[Start]

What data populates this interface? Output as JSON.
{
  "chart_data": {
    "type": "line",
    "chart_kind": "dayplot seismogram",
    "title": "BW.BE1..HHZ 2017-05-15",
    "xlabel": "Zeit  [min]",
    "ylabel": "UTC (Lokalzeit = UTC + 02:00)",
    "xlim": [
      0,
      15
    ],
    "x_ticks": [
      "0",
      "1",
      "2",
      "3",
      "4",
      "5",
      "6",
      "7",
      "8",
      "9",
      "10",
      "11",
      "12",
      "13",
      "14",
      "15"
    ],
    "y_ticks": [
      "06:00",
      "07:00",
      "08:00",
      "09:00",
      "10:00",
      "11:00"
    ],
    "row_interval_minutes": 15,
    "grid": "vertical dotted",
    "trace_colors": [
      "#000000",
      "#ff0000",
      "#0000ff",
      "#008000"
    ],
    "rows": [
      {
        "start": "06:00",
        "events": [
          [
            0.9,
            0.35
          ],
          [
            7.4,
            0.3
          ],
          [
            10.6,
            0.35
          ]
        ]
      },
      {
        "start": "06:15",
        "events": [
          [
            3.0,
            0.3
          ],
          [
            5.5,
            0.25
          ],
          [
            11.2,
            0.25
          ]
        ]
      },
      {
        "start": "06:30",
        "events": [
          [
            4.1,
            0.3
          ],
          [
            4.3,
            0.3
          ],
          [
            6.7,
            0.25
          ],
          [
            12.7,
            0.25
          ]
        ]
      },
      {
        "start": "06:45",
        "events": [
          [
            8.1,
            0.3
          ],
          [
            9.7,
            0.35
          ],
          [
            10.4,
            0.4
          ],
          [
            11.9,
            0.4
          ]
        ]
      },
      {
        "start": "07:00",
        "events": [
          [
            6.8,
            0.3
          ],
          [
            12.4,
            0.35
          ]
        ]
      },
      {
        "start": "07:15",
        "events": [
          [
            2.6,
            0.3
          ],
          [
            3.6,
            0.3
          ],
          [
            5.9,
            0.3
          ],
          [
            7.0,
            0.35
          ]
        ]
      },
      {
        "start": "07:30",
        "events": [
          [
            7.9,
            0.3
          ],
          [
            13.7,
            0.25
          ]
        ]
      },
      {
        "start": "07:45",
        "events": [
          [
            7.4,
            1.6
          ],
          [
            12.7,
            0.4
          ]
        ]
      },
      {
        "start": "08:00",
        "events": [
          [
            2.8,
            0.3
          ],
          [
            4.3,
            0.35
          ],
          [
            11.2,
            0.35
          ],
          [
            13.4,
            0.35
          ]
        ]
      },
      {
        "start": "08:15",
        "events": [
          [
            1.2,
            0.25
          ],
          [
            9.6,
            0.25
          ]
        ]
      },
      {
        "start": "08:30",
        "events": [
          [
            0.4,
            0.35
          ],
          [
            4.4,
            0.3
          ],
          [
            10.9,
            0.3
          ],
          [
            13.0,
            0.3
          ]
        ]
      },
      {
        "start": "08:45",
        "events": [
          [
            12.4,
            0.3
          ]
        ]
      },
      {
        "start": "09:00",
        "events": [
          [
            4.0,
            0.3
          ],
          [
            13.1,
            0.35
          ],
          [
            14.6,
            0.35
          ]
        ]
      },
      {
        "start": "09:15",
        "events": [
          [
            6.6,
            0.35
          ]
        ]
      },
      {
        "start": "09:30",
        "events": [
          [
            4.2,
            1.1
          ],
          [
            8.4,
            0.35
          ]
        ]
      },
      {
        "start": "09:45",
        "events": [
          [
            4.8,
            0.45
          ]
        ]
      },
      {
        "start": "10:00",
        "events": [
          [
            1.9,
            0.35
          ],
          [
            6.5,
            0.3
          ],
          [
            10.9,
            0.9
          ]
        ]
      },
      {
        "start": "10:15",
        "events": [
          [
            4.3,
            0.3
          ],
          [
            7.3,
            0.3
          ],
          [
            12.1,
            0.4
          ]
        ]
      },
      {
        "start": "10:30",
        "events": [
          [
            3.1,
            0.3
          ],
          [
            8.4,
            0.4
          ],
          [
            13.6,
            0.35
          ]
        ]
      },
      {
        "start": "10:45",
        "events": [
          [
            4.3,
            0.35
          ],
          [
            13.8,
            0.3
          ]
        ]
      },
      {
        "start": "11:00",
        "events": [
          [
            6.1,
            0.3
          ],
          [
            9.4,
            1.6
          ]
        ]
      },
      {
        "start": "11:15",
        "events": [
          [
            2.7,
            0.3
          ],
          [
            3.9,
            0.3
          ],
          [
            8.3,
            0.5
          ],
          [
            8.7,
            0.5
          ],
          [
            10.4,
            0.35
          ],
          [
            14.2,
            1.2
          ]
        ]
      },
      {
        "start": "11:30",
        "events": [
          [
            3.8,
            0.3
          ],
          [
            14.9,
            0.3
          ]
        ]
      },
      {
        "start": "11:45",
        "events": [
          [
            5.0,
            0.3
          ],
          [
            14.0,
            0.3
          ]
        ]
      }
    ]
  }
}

[End]

- Exercise brief
Reproduce all of the records exactly.

- Reply
What data populates this interface? Output as JSON.
{
  "chart_data": {
    "type": "line",
    "chart_kind": "dayplot seismogram",
    "title": "BW.BE1..HHZ 2017-05-15",
    "xlabel": "Zeit  [min]",
    "ylabel": "UTC (Lokalzeit = UTC + 02:00)",
    "xlim": [
      0,
      15
    ],
    "x_ticks": [
      "0",
      "1",
      "2",
      "3",
      "4",
      "5",
      "6",
      "7",
      "8",
      "9",
      "10",
      "11",
      "12",
      "13",
      "14",
      "15"
    ],
    "y_ticks": [
      "06:00",
      "07:00",
      "08:00",
      "09:00",
      "10:00",
      "11:00"
    ],
    "row_interval_minutes": 15,
    "grid": "vertical dotted",
    "trace_colors": [
      "#000000",
      "#ff0000",
      "#0000ff",
      "#008000"
    ],
    "rows": [
      {
        "start": "06:00",
        "events": [
          [
            0.9,
            0.35
          ],
          [
            7.4,
            0.3
          ],
          [
            10.6,
            0.35
          ]
        ]
      },
      {
        "start": "06:15",
        "events": [
          [
            3.0,
            0.3
          ],
          [
            5.5,
            0.25
          ],
          [
            11.2,
            0.25
          ]
        ]
      },
      {
        "start": "06:30",
        "events": [
          [
            4.1,
            0.3
          ],
          [
            4.3,
            0.3
          ],
          [
            6.7,
            0.25
          ],
          [
            12.7,
            0.25
          ]
        ]
      },
      {
        "start": "06:45",
        "events": [
          [
            8.1,
            0.3
          ],
          [
            9.7,
            0.35
          ],
          [
            10.4,
            0.4
          ],
          [
            11.9,
            0.4
          ]
        ]
      },
      {
        "start": "07:00",
        "events": [
          [
            6.8,
            0.3
          ],
          [
            12.4,
            0.35
          ]
        ]
      },
      {
        "start": "07:15",
        "events": [
          [
            2.6,
            0.3
          ],
          [
            3.6,
            0.3
          ],
          [
            5.9,
            0.3
          ],
          [
            7.0,
            0.35
          ]
        ]
      },
      {
        "start": "07:30",
        "events": [
          [
            7.9,
            0.3
          ],
          [
            13.7,
            0.25
          ]
        ]
      },
      {
        "start": "07:45",
        "events": [
          [
            7.4,
            1.6
          ],
          [
            12.7,
            0.4
          ]
        ]
      },
      {
        "start": "08:00",
        "events": [
          [
            2.8,
            0.3
          ],
          [
            4.3,
            0.35
          ],
          [
            11.2,
            0.35
          ],
          [
            13.4,
            0.35
          ]
        ]
      },
      {
        "start": "08:15",
        "events": [
          [
            1.2,
            0.25
          ],
          [
            9.6,
            0.25
          ]
        ]
      },
      {
        "start": "08:30",
        "events": [
          [
            0.4,
            0.35
          ],
          [
            4.4,
            0.3
          ],
          [
            10.9,
            0.3
          ],
          [
            13.0,
            0.3
          ]
        ]
      },
      {
        "start": "08:45",
        "events": [
          [
            12.4,
            0.3
          ]
        ]
      },
      {
        "start": "09:00",
        "events": [
          [
            4.0,
            0.3
          ],
          [
            13.1,
            0.35
          ],
          [
            14.6,
            0.35
          ]
        ]
      },
      {
        "start": "09:15",
        "events": [
          [
            6.6,
            0.35
          ]
        ]
      },
      {
        "start": "09:30",
        "events": [
          [
            4.2,
            1.1
          ],
          [
            8.4,
            0.35
          ]
        ]
      },
      {
        "start": "09:45",
        "events": [
          [
            4.8,
            0.45
          ]
        ]
      },
      {
        "start": "10:00",
        "events": [
          [
            1.9,
            0.35
          ],
          [
            6.5,
            0.3
          ],
          [
            10.9,
            0.9
          ]
        ]
      },
      {
        "start": "10:15",
        "events": [
          [
            4.3,
            0.3
          ],
          [
            7.3,
            0.3
          ],
          [
            12.1,
            0.4
          ]
        ]
      },
      {
        "start": "10:30",
        "events": [
          [
            3.1,
            0.3
          ],
          [
            8.4,
            0.4
          ],
          [
            13.6,
            0.35
          ]
        ]
      },
      {
        "start": "10:45",
        "events": [
          [
            4.3,
            0.35
          ],
          [
            13.8,
            0.3
          ]
        ]
      },
      {
        "start": "11:00",
        "events": [
          [
            6.1,
            0.3
          ],
          [
            9.4,
            1.6
          ]
        ]
      },
      {
        "start": "11:15",
        "events": [
          [
            2.7,
            0.3
          ],
          [
            3.9,
            0.3
          ],
          [
            8.3,
            0.5
          ],
          [
            8.7,
            0.5
          ],
          [
            10.4,
            0.35
          ],
          [
            14.2,
            1.2
          ]
        ]
      },
      {
        "start": "11:30",
        "events": [
          [
            3.8,
            0.3
          ],
          [
            14.9,
            0.3
          ]
        ]
      },
      {
        "start": "11:45",
        "events": [
          [
            5.0,
            0.3
          ],
          [
            14.0,
            0.3
          ]
        ]
      }
    ]
  }
}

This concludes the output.